Input data:
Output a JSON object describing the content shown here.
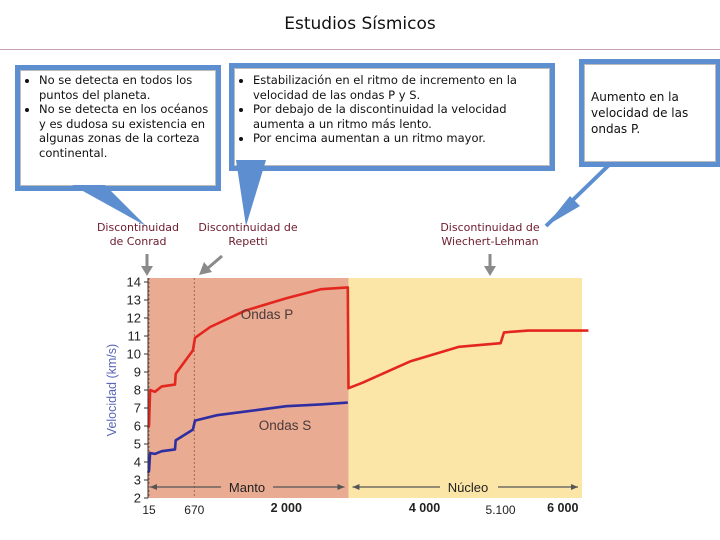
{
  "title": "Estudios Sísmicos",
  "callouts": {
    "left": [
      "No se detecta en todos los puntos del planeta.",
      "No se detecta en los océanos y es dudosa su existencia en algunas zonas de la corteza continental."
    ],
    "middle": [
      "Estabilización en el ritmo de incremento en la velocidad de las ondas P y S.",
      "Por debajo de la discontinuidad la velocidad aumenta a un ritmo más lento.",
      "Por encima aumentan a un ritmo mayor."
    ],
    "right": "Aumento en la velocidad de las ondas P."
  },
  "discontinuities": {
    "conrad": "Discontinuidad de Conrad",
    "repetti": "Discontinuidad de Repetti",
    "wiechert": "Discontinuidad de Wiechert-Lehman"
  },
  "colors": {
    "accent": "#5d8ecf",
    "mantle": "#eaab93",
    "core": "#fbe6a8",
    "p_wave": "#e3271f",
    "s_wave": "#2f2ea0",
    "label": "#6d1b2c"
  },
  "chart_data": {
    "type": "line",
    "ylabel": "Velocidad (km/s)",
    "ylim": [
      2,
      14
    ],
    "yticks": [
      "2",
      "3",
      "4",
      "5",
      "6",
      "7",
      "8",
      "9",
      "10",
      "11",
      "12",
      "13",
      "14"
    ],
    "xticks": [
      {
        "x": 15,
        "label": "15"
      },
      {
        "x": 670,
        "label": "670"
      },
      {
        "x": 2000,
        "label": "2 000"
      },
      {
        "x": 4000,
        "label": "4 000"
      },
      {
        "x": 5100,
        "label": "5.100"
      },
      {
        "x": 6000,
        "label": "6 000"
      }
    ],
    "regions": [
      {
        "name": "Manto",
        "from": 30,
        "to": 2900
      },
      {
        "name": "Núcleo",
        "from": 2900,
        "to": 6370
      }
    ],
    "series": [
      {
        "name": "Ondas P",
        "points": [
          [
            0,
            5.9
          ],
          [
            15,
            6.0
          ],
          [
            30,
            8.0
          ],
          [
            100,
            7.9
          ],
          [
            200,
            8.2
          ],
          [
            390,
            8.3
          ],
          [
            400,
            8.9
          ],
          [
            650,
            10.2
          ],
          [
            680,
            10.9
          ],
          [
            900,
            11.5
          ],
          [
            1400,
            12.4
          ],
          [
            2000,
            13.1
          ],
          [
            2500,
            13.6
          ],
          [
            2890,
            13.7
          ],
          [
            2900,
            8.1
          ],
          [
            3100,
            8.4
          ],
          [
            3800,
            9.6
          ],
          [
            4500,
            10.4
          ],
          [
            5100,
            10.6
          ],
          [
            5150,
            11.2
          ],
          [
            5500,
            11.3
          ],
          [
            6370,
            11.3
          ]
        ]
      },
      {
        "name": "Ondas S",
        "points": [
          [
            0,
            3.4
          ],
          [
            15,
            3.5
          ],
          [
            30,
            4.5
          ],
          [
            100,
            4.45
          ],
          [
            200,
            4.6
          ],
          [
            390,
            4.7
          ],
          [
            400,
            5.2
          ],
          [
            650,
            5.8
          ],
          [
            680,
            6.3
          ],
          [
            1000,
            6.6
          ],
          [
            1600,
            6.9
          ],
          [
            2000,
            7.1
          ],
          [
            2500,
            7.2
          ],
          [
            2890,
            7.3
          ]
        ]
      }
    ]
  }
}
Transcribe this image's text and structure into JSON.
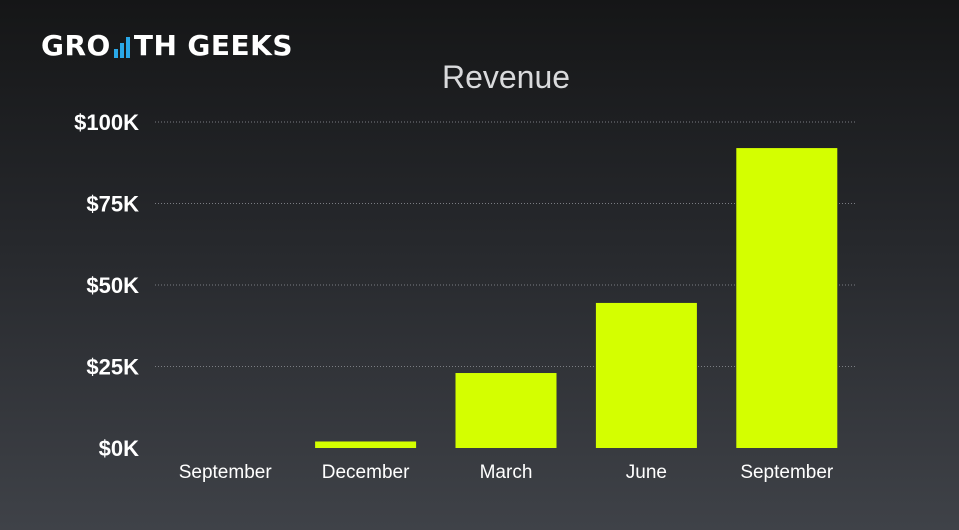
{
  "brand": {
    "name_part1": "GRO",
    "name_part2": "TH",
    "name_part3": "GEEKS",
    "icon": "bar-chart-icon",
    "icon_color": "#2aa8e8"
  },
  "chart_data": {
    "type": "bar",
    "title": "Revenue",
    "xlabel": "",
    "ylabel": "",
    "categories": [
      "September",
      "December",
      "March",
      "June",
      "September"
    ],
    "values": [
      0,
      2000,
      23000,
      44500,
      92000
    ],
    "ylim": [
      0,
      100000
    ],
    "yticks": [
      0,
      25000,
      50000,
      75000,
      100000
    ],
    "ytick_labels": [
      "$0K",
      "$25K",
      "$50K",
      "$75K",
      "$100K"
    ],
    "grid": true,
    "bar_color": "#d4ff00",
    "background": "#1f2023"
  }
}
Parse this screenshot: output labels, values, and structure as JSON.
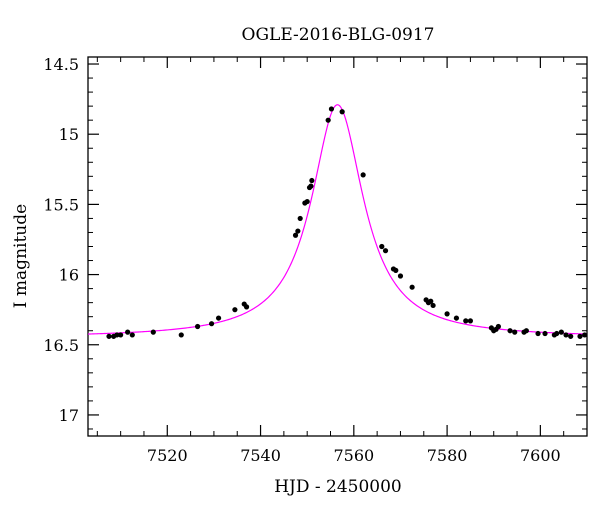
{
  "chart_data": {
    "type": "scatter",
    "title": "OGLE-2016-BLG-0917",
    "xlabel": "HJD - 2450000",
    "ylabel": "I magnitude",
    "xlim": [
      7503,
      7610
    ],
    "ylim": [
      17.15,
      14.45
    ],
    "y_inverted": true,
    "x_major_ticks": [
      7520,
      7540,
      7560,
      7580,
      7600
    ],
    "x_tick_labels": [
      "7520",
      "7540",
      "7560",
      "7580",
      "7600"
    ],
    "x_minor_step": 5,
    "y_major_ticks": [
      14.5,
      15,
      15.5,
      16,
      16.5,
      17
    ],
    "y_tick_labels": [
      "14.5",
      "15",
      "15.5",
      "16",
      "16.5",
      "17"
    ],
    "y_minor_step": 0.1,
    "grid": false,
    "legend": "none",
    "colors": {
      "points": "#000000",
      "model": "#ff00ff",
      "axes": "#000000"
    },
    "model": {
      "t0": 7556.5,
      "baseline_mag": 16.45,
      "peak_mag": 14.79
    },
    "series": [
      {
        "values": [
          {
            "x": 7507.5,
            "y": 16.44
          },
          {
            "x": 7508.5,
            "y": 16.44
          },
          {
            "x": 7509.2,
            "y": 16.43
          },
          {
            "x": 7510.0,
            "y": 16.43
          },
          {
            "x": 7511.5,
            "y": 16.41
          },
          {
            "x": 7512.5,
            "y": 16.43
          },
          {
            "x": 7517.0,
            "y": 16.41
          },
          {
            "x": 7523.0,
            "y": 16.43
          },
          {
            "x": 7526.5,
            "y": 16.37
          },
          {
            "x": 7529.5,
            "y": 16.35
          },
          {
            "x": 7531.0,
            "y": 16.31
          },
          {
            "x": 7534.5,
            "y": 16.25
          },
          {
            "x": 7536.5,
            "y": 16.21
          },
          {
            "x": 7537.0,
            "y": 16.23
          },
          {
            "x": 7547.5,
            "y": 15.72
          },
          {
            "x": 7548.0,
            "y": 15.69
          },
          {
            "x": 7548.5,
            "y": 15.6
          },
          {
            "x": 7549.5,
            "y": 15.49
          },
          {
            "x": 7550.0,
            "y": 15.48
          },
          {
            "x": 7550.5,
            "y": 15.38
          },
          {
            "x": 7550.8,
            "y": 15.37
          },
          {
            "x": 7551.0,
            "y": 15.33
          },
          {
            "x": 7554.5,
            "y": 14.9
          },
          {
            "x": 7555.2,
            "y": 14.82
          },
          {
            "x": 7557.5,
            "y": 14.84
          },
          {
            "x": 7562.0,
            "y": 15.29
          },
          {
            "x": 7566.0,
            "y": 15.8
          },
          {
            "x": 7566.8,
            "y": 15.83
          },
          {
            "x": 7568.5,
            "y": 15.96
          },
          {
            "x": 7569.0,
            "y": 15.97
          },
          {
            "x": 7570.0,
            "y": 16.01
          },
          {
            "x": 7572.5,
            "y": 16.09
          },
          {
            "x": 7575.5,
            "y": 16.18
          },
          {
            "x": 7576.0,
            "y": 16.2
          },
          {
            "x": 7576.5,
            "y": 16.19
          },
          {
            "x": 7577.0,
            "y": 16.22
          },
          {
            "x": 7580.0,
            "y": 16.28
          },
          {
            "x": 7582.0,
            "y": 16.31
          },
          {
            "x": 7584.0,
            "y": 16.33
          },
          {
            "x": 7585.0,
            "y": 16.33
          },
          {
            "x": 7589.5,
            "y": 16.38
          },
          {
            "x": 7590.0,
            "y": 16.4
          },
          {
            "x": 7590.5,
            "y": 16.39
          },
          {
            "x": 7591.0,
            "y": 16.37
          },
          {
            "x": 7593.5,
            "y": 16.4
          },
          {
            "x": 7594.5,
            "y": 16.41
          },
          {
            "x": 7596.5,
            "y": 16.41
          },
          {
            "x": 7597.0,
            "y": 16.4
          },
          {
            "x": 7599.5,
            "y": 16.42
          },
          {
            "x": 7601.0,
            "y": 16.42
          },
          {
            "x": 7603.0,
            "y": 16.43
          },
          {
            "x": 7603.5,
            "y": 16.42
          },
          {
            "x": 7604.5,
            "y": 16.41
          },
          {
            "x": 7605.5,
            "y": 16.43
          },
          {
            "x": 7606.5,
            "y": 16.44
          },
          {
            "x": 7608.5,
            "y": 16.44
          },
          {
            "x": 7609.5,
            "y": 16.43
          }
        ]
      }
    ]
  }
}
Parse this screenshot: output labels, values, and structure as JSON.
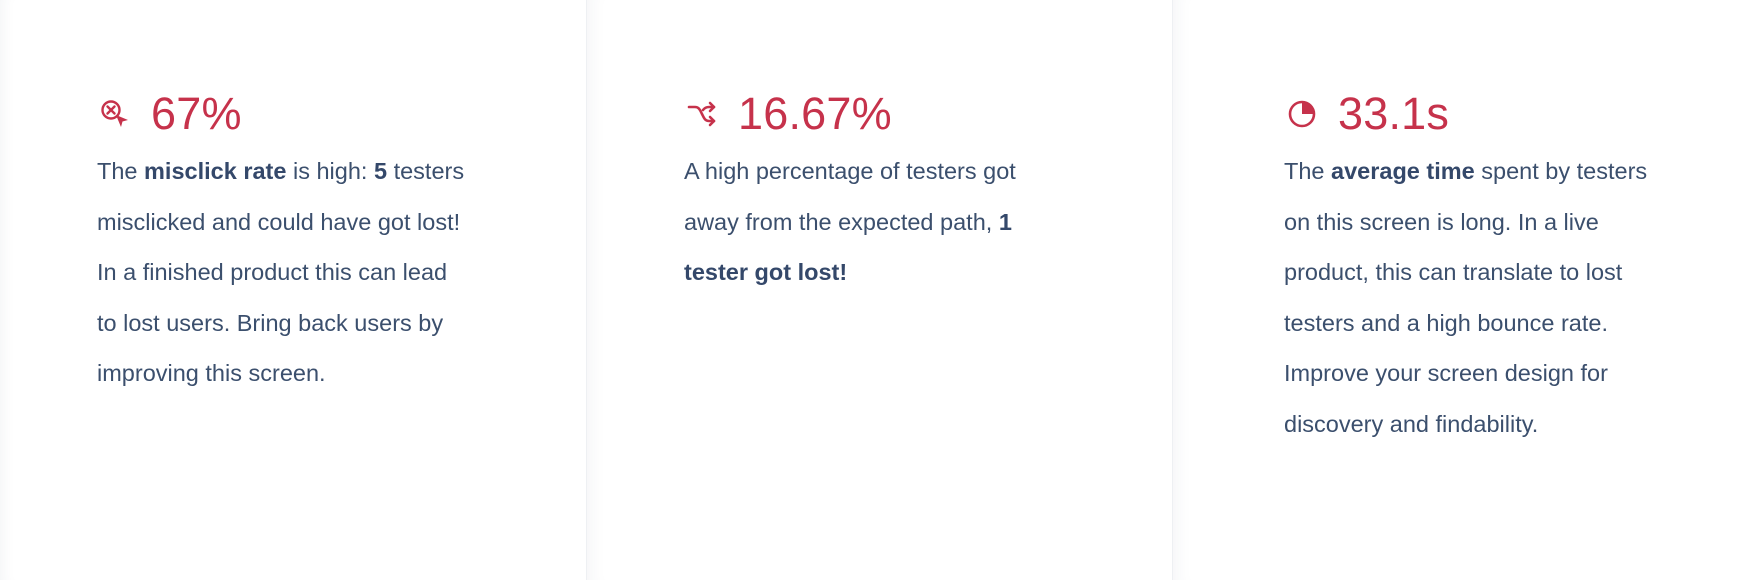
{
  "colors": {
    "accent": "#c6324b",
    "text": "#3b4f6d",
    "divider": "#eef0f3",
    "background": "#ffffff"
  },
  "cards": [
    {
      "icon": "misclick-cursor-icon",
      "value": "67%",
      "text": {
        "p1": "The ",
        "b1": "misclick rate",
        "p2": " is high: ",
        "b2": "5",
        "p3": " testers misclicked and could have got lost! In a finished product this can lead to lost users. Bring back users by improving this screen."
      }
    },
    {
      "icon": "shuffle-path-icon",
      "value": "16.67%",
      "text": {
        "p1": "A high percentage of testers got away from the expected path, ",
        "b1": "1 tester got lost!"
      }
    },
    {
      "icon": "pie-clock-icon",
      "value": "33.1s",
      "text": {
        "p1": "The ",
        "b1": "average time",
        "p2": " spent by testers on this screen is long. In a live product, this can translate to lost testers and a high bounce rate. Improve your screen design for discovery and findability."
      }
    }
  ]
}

Goal of the exercise:
Select all lines in the listing that include the word "ylabel".

Final answer:
    "ylabel": "Velocidad (km/s)",
    "ylabel": "",
    "ylabel": "I magnitude",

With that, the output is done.